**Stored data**
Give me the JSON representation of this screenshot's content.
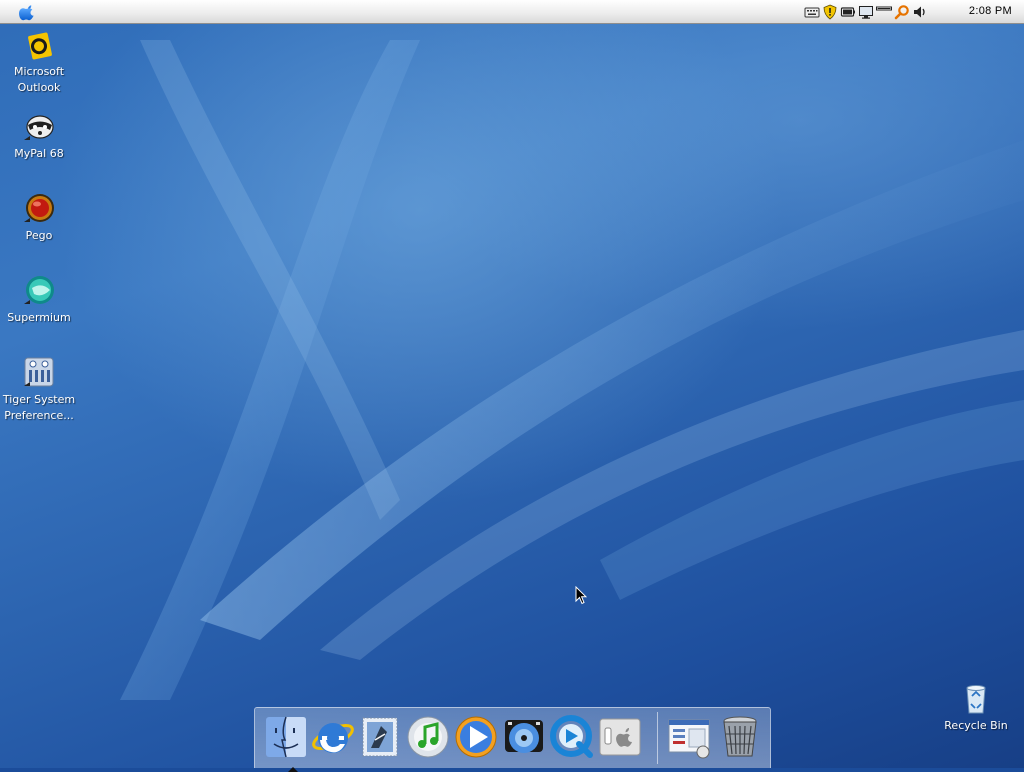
{
  "menubar": {
    "clock": "2:08 PM",
    "tray": [
      "keyboard-icon",
      "shield-icon",
      "battery-icon",
      "display-icon",
      "network-icon",
      "search-icon",
      "volume-icon"
    ]
  },
  "desktop": {
    "icons": [
      {
        "label": "Microsoft Outlook",
        "icon": "outlook-icon"
      },
      {
        "label": "MyPal 68",
        "icon": "raccoon-icon"
      },
      {
        "label": "Pego",
        "icon": "pego-icon"
      },
      {
        "label": "Supermium",
        "icon": "supermium-icon"
      },
      {
        "label": "Tiger System Preference...",
        "icon": "system-preferences-icon"
      }
    ],
    "recycle_bin": {
      "label": "Recycle Bin",
      "icon": "recycle-bin-icon"
    }
  },
  "dock": {
    "items": [
      {
        "name": "Finder",
        "icon": "finder-icon",
        "running": true
      },
      {
        "name": "Internet Explorer",
        "icon": "internet-explorer-icon"
      },
      {
        "name": "Mail",
        "icon": "mail-stamp-icon"
      },
      {
        "name": "iTunes",
        "icon": "itunes-icon"
      },
      {
        "name": "Media Player",
        "icon": "media-player-icon"
      },
      {
        "name": "DVD Player",
        "icon": "dvd-player-icon"
      },
      {
        "name": "QuickTime",
        "icon": "quicktime-icon"
      },
      {
        "name": "Boot Camp",
        "icon": "boot-camp-icon"
      },
      {
        "name": "Control Panel",
        "icon": "control-panel-icon"
      },
      {
        "name": "Trash",
        "icon": "trash-icon"
      }
    ]
  },
  "colors": {
    "wallpaper_light": "#3a78c2",
    "wallpaper_dark": "#173f86",
    "menubar": "#ececec"
  }
}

**Aim**
Each record should be quoted exactly, with the images omitted.

**Answer to the exercise**
Give me the JSON representation of this screenshot's content.
{
  "menubar": {
    "clock": "2:08 PM",
    "tray": [
      "keyboard-icon",
      "shield-icon",
      "battery-icon",
      "display-icon",
      "network-icon",
      "search-icon",
      "volume-icon"
    ]
  },
  "desktop": {
    "icons": [
      {
        "label": "Microsoft Outlook",
        "icon": "outlook-icon"
      },
      {
        "label": "MyPal 68",
        "icon": "raccoon-icon"
      },
      {
        "label": "Pego",
        "icon": "pego-icon"
      },
      {
        "label": "Supermium",
        "icon": "supermium-icon"
      },
      {
        "label": "Tiger System Preference...",
        "icon": "system-preferences-icon"
      }
    ],
    "recycle_bin": {
      "label": "Recycle Bin",
      "icon": "recycle-bin-icon"
    }
  },
  "dock": {
    "items": [
      {
        "name": "Finder",
        "icon": "finder-icon",
        "running": true
      },
      {
        "name": "Internet Explorer",
        "icon": "internet-explorer-icon"
      },
      {
        "name": "Mail",
        "icon": "mail-stamp-icon"
      },
      {
        "name": "iTunes",
        "icon": "itunes-icon"
      },
      {
        "name": "Media Player",
        "icon": "media-player-icon"
      },
      {
        "name": "DVD Player",
        "icon": "dvd-player-icon"
      },
      {
        "name": "QuickTime",
        "icon": "quicktime-icon"
      },
      {
        "name": "Boot Camp",
        "icon": "boot-camp-icon"
      },
      {
        "name": "Control Panel",
        "icon": "control-panel-icon"
      },
      {
        "name": "Trash",
        "icon": "trash-icon"
      }
    ]
  },
  "colors": {
    "wallpaper_light": "#3a78c2",
    "wallpaper_dark": "#173f86",
    "menubar": "#ececec"
  }
}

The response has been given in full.